Your objective:
Which lines in the records below contain the word "Daily"? Copy each one out.

(Some records)
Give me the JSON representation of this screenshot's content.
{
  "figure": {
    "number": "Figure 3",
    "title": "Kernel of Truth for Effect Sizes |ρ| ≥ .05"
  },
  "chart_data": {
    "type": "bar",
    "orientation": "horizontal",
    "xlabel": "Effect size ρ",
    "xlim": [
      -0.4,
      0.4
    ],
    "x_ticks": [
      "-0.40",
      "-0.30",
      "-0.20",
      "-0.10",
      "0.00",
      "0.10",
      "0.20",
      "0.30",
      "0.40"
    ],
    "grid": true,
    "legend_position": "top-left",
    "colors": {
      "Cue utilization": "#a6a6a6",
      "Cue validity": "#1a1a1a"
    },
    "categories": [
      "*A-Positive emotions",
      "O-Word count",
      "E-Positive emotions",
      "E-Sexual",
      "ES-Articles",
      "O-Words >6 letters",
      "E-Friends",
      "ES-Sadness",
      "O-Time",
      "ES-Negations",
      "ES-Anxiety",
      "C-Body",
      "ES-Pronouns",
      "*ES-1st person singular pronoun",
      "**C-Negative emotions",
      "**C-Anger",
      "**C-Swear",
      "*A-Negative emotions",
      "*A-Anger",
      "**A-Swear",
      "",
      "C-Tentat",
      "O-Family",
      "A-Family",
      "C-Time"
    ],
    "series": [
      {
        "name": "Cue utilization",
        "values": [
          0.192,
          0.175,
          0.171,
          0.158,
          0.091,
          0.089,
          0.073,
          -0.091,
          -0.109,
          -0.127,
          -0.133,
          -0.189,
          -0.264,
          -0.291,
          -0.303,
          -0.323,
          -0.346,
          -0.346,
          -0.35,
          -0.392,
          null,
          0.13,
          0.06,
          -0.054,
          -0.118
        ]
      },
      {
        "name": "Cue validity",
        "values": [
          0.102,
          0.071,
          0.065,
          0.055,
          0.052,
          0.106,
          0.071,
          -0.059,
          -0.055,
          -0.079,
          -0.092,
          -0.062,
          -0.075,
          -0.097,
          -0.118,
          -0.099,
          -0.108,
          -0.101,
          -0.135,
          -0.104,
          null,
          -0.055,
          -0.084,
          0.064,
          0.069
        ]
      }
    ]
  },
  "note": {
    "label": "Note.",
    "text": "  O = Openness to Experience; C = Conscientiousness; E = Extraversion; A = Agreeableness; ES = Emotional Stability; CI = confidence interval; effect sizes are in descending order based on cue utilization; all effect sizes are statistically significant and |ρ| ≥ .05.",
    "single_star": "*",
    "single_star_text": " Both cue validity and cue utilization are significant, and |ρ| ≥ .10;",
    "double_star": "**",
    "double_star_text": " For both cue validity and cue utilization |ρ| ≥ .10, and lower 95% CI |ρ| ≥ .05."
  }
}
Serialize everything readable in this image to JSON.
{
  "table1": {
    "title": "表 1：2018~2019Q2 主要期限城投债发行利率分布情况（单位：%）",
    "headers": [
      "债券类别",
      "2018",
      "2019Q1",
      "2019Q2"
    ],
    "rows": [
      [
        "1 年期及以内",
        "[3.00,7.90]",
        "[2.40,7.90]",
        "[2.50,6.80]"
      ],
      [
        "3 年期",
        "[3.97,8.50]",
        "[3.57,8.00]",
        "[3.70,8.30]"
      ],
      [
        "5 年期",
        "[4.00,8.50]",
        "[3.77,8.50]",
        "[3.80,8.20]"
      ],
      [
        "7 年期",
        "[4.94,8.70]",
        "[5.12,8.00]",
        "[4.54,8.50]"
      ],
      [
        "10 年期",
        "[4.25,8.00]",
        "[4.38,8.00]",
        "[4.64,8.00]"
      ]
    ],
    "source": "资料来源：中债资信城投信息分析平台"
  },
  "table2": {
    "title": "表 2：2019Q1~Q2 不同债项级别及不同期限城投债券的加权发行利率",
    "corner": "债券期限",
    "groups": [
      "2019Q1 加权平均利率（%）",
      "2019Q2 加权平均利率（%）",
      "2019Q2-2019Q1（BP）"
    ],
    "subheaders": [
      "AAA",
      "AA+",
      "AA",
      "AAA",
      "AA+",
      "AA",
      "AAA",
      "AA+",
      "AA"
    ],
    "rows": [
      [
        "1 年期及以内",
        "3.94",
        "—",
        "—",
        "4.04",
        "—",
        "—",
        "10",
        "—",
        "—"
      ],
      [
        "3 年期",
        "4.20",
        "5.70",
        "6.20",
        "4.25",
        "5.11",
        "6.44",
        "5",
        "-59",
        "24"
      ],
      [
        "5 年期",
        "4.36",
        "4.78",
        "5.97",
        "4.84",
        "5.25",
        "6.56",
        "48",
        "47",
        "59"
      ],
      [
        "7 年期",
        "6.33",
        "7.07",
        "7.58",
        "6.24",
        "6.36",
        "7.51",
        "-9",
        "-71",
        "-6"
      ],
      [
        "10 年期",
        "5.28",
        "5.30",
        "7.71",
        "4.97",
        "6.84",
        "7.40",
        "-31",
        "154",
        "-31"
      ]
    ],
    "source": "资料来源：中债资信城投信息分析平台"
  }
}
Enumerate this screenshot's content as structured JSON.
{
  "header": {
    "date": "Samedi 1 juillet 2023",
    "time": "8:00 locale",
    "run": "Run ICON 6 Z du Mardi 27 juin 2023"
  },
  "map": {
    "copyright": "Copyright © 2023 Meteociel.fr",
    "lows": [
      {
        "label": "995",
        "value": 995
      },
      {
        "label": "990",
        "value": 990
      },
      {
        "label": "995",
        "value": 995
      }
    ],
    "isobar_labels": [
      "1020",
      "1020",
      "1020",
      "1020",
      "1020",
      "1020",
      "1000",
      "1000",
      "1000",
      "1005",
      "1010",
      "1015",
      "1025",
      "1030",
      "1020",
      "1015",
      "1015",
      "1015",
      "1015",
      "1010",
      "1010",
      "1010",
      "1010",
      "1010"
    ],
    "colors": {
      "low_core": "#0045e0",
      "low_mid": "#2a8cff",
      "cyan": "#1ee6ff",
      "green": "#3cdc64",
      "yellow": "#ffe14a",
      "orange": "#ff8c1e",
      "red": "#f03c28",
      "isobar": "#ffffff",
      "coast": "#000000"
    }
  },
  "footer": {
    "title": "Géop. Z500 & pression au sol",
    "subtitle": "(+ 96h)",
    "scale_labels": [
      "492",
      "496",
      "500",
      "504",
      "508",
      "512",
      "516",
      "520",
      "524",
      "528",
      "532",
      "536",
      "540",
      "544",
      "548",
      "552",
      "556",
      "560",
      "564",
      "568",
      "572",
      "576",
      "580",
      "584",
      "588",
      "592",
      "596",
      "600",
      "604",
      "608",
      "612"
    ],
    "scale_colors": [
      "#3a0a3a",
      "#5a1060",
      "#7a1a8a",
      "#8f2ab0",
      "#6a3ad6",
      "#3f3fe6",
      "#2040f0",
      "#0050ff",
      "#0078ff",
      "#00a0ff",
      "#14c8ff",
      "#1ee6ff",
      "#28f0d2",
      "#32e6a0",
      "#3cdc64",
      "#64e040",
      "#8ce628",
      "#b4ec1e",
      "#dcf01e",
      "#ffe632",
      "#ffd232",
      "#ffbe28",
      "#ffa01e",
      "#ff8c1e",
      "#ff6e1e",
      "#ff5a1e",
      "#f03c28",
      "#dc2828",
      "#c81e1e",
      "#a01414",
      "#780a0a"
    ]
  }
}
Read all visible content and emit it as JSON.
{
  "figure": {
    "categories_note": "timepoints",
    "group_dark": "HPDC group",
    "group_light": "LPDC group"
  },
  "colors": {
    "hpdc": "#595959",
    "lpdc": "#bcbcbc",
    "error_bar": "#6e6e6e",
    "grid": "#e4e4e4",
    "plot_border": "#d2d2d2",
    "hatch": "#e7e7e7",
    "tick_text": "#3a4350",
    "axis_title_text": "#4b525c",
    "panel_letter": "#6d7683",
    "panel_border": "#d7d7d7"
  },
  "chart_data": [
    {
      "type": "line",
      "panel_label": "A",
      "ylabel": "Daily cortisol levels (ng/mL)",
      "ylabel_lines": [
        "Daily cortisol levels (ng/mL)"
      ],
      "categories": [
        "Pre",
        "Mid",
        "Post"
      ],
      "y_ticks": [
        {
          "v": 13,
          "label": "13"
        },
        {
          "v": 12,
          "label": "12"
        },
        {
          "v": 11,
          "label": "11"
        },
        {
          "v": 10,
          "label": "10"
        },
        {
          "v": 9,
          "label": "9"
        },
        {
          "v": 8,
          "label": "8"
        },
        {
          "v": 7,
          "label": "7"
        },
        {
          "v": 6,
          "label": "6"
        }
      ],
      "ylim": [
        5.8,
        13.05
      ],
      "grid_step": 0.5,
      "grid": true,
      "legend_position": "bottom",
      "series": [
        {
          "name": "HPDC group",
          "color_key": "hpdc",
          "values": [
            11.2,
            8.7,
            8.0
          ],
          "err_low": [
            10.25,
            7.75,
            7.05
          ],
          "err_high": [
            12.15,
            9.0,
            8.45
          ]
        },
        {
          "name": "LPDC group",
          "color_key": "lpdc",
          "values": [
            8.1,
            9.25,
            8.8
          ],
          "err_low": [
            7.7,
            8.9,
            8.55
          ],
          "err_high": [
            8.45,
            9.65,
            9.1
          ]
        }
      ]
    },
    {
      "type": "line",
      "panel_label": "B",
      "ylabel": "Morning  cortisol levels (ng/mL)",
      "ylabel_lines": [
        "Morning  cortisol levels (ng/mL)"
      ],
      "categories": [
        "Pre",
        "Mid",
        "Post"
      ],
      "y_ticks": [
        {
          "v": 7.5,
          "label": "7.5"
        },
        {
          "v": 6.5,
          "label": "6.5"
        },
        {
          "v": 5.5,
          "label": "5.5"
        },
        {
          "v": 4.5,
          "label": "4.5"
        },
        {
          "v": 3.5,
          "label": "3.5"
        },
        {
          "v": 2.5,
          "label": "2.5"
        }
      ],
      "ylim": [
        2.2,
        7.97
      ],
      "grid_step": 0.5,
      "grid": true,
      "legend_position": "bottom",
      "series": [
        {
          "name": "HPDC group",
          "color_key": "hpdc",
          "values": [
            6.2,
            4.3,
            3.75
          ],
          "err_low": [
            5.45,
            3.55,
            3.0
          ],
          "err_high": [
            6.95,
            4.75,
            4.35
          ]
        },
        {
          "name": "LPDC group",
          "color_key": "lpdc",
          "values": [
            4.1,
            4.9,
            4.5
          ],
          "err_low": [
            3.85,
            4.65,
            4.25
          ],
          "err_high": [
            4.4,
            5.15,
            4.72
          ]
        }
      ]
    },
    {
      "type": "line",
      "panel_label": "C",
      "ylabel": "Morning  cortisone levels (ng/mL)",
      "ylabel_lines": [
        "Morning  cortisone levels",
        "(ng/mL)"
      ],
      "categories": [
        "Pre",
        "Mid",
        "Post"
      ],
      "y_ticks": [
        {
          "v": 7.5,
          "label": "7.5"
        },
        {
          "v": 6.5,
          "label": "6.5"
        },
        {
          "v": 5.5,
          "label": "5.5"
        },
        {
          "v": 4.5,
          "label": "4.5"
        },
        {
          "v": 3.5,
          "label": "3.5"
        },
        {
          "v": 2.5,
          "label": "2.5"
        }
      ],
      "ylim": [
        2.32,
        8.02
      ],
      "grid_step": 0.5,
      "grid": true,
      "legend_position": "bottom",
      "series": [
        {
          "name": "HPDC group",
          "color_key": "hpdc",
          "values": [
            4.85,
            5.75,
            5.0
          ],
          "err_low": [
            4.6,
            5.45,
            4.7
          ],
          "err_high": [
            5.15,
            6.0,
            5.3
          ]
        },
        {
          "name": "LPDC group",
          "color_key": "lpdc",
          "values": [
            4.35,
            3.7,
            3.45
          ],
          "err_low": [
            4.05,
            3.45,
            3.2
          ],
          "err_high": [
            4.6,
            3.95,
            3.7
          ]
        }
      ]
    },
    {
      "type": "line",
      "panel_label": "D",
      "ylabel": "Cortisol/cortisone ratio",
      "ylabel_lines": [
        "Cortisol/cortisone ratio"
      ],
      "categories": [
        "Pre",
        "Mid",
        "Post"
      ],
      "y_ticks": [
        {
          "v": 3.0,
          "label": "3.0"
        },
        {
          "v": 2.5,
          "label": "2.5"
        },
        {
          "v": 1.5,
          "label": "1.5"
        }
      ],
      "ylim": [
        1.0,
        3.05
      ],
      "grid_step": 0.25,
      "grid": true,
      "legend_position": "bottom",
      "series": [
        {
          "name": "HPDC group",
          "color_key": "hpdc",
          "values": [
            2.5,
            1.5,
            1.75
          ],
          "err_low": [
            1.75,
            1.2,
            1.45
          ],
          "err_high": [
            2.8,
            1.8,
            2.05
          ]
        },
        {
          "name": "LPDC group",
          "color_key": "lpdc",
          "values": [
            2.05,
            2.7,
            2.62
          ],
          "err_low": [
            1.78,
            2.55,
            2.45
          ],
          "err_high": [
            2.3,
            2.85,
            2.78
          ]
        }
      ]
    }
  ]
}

Task answer:
      "ylabel": "Daily cortisol levels (ng/mL)",
        "Daily cortisol levels (ng/mL)"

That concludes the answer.